STATED GOAL:
Provide the data again in its entirety, exactly as given.

TASK MATERIAL:
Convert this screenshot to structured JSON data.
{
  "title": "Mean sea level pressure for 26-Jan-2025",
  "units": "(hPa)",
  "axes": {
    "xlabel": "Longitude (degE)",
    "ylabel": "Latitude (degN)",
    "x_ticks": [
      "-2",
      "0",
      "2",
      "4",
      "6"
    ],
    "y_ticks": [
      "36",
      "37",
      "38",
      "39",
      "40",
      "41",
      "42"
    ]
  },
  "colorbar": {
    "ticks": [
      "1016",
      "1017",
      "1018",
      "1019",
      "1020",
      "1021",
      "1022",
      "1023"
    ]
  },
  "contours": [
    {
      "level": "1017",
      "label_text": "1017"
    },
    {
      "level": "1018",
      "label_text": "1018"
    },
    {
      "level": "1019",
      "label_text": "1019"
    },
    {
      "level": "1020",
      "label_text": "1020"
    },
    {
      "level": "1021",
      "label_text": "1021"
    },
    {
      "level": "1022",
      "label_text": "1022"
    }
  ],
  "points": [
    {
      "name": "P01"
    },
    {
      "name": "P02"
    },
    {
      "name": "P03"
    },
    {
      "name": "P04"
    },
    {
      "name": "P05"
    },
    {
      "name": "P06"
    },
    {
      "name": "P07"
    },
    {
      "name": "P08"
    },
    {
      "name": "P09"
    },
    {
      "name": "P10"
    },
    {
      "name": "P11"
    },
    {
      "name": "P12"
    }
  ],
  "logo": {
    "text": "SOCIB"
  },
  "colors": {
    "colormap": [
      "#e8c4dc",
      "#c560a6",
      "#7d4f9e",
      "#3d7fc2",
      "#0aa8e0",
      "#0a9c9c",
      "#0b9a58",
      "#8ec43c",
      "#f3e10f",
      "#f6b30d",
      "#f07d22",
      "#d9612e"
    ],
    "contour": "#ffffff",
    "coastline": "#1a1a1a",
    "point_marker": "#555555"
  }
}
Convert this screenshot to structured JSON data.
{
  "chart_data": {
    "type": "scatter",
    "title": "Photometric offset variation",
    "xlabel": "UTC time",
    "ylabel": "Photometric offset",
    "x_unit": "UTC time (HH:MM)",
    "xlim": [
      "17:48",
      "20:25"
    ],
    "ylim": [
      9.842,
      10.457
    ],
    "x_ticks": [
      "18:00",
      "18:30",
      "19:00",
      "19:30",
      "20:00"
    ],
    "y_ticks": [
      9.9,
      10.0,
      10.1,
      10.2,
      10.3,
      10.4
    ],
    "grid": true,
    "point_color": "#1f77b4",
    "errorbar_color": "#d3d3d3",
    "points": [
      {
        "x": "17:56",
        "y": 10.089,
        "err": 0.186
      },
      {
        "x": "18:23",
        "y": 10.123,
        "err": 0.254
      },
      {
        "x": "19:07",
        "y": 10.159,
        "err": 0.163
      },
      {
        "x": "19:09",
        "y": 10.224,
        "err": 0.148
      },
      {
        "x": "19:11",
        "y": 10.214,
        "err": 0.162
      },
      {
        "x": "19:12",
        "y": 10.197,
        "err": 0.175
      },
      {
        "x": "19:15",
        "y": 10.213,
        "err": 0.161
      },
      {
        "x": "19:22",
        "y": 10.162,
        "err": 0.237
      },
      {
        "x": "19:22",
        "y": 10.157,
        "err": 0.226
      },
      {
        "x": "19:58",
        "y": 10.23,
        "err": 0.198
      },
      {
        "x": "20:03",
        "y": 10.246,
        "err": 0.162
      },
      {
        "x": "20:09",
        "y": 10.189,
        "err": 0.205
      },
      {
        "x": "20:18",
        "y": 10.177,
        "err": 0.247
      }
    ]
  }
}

REPLY TO THE EXERCISE:
Convert this screenshot to structured JSON data.
{
  "title": "Mean sea level pressure for 26-Jan-2025",
  "units": "(hPa)",
  "axes": {
    "xlabel": "Longitude (degE)",
    "ylabel": "Latitude (degN)",
    "x_ticks": [
      "-2",
      "0",
      "2",
      "4",
      "6"
    ],
    "y_ticks": [
      "36",
      "37",
      "38",
      "39",
      "40",
      "41",
      "42"
    ]
  },
  "colorbar": {
    "ticks": [
      "1016",
      "1017",
      "1018",
      "1019",
      "1020",
      "1021",
      "1022",
      "1023"
    ]
  },
  "contours": [
    {
      "level": "1017",
      "label_text": "1017"
    },
    {
      "level": "1018",
      "label_text": "1018"
    },
    {
      "level": "1019",
      "label_text": "1019"
    },
    {
      "level": "1020",
      "label_text": "1020"
    },
    {
      "level": "1021",
      "label_text": "1021"
    },
    {
      "level": "1022",
      "label_text": "1022"
    }
  ],
  "points": [
    {
      "name": "P01"
    },
    {
      "name": "P02"
    },
    {
      "name": "P03"
    },
    {
      "name": "P04"
    },
    {
      "name": "P05"
    },
    {
      "name": "P06"
    },
    {
      "name": "P07"
    },
    {
      "name": "P08"
    },
    {
      "name": "P09"
    },
    {
      "name": "P10"
    },
    {
      "name": "P11"
    },
    {
      "name": "P12"
    }
  ],
  "logo": {
    "text": "SOCIB"
  },
  "colors": {
    "colormap": [
      "#e8c4dc",
      "#c560a6",
      "#7d4f9e",
      "#3d7fc2",
      "#0aa8e0",
      "#0a9c9c",
      "#0b9a58",
      "#8ec43c",
      "#f3e10f",
      "#f6b30d",
      "#f07d22",
      "#d9612e"
    ],
    "contour": "#ffffff",
    "coastline": "#1a1a1a",
    "point_marker": "#555555"
  }
}
Convert this screenshot to structured JSON data.
{
  "chart_data": {
    "type": "scatter",
    "title": "Photometric offset variation",
    "xlabel": "UTC time",
    "ylabel": "Photometric offset",
    "x_unit": "UTC time (HH:MM)",
    "xlim": [
      "17:48",
      "20:25"
    ],
    "ylim": [
      9.842,
      10.457
    ],
    "x_ticks": [
      "18:00",
      "18:30",
      "19:00",
      "19:30",
      "20:00"
    ],
    "y_ticks": [
      9.9,
      10.0,
      10.1,
      10.2,
      10.3,
      10.4
    ],
    "grid": true,
    "point_color": "#1f77b4",
    "errorbar_color": "#d3d3d3",
    "points": [
      {
        "x": "17:56",
        "y": 10.089,
        "err": 0.186
      },
      {
        "x": "18:23",
        "y": 10.123,
        "err": 0.254
      },
      {
        "x": "19:07",
        "y": 10.159,
        "err": 0.163
      },
      {
        "x": "19:09",
        "y": 10.224,
        "err": 0.148
      },
      {
        "x": "19:11",
        "y": 10.214,
        "err": 0.162
      },
      {
        "x": "19:12",
        "y": 10.197,
        "err": 0.175
      },
      {
        "x": "19:15",
        "y": 10.213,
        "err": 0.161
      },
      {
        "x": "19:22",
        "y": 10.162,
        "err": 0.237
      },
      {
        "x": "19:22",
        "y": 10.157,
        "err": 0.226
      },
      {
        "x": "19:58",
        "y": 10.23,
        "err": 0.198
      },
      {
        "x": "20:03",
        "y": 10.246,
        "err": 0.162
      },
      {
        "x": "20:09",
        "y": 10.189,
        "err": 0.205
      },
      {
        "x": "20:18",
        "y": 10.177,
        "err": 0.247
      }
    ]
  }
}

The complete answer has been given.